:: Given data ::

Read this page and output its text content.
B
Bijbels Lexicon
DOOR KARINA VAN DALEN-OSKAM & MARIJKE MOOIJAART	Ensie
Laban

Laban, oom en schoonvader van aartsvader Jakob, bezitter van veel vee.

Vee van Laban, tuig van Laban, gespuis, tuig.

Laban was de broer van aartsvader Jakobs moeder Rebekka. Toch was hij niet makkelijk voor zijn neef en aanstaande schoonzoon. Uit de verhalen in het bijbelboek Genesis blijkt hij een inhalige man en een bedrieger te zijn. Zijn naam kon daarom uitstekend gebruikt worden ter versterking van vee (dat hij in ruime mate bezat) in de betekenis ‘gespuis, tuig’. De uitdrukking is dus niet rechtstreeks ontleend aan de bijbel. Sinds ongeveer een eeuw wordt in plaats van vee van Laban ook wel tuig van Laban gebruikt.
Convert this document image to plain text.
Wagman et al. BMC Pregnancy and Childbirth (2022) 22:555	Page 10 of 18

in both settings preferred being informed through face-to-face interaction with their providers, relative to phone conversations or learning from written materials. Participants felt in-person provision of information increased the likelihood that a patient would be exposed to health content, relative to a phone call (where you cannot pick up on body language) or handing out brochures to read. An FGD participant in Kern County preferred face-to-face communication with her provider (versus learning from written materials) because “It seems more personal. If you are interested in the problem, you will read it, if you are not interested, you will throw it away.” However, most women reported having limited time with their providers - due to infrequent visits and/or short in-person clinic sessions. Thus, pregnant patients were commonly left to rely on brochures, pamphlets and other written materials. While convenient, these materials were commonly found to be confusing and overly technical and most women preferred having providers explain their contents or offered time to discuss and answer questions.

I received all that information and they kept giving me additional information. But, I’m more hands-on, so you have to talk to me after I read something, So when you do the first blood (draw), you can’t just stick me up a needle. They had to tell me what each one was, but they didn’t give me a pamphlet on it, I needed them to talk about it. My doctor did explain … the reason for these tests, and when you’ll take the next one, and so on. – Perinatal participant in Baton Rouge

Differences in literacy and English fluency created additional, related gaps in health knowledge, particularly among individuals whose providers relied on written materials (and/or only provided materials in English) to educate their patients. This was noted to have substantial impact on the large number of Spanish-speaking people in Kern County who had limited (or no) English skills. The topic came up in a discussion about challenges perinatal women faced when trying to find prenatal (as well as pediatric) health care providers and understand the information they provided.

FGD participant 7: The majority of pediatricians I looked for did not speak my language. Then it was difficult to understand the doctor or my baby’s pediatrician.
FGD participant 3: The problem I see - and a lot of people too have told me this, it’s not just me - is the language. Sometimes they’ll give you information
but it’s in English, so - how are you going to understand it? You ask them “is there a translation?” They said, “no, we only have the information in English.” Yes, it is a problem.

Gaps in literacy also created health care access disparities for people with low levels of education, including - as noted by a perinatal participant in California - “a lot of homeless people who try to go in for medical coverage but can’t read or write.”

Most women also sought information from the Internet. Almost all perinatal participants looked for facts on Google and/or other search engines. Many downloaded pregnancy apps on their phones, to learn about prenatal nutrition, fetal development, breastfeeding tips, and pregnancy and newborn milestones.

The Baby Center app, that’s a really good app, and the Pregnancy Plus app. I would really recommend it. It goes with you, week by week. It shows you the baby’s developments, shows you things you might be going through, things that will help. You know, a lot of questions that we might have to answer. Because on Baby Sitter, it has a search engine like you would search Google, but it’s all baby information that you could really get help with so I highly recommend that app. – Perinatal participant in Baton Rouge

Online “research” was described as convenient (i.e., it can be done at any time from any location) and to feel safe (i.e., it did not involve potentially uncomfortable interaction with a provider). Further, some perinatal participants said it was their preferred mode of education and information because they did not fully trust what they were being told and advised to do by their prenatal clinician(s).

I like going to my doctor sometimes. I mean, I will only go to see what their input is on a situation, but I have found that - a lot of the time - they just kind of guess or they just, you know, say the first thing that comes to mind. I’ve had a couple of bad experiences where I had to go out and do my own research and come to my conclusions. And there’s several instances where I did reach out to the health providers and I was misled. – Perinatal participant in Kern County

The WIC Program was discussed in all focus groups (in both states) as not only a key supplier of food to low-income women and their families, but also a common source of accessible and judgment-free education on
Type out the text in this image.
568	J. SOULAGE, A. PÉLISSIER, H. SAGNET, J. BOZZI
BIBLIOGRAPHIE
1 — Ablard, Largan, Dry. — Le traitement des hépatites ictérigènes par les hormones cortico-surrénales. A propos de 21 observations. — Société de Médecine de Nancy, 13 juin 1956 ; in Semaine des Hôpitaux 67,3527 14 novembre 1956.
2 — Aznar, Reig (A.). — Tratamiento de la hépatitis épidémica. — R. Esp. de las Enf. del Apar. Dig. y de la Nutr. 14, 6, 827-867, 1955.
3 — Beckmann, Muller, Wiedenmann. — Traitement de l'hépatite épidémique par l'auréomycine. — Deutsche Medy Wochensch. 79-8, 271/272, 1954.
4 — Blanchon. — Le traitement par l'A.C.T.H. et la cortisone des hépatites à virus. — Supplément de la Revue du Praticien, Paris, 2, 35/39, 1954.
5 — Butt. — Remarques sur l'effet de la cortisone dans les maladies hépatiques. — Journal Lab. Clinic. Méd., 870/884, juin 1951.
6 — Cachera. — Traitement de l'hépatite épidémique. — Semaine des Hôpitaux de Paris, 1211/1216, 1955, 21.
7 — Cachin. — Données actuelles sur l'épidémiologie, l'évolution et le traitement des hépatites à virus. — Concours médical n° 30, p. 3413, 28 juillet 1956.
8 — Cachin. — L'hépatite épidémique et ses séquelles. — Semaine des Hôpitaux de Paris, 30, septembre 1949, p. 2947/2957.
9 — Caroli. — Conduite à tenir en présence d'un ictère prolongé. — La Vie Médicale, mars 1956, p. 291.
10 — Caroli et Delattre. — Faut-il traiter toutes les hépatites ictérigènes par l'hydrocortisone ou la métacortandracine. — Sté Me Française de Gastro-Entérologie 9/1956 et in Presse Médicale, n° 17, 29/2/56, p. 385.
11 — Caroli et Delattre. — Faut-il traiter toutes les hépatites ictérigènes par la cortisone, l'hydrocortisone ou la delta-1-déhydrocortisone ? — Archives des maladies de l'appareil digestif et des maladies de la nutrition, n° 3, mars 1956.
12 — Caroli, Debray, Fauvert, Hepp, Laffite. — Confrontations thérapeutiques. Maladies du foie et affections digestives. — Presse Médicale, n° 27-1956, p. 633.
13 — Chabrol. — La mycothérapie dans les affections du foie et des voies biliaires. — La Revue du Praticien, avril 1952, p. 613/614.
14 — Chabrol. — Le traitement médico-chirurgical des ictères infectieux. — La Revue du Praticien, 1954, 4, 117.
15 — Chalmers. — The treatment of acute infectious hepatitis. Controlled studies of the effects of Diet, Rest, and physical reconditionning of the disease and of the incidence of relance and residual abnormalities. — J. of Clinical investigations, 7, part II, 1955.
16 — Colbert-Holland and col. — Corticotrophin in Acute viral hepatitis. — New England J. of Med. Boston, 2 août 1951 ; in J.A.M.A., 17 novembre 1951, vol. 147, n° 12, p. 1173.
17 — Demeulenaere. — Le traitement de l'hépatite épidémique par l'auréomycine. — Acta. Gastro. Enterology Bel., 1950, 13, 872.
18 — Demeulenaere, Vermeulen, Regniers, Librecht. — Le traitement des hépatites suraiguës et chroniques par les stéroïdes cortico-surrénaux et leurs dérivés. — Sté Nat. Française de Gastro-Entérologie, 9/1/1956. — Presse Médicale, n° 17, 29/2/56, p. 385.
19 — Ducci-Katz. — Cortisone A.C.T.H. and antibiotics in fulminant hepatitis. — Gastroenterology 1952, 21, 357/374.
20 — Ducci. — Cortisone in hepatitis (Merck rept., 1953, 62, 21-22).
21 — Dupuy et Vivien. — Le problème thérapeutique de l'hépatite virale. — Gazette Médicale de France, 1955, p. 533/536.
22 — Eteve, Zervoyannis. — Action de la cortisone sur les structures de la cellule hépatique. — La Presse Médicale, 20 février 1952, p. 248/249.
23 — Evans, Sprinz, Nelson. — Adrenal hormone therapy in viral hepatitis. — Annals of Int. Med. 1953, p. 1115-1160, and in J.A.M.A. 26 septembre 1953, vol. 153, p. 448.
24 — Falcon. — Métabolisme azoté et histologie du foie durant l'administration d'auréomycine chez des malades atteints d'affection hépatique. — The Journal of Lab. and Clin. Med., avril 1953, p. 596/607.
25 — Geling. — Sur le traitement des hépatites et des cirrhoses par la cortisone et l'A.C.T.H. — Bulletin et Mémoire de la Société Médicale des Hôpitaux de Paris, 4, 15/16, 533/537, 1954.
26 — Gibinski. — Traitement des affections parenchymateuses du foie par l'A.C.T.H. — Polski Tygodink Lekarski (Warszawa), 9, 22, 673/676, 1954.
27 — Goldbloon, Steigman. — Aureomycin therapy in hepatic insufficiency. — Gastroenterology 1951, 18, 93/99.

:::

Prompt => What number of lines in the records hold "Delattre"? Reply with that number alone.

Task result => 2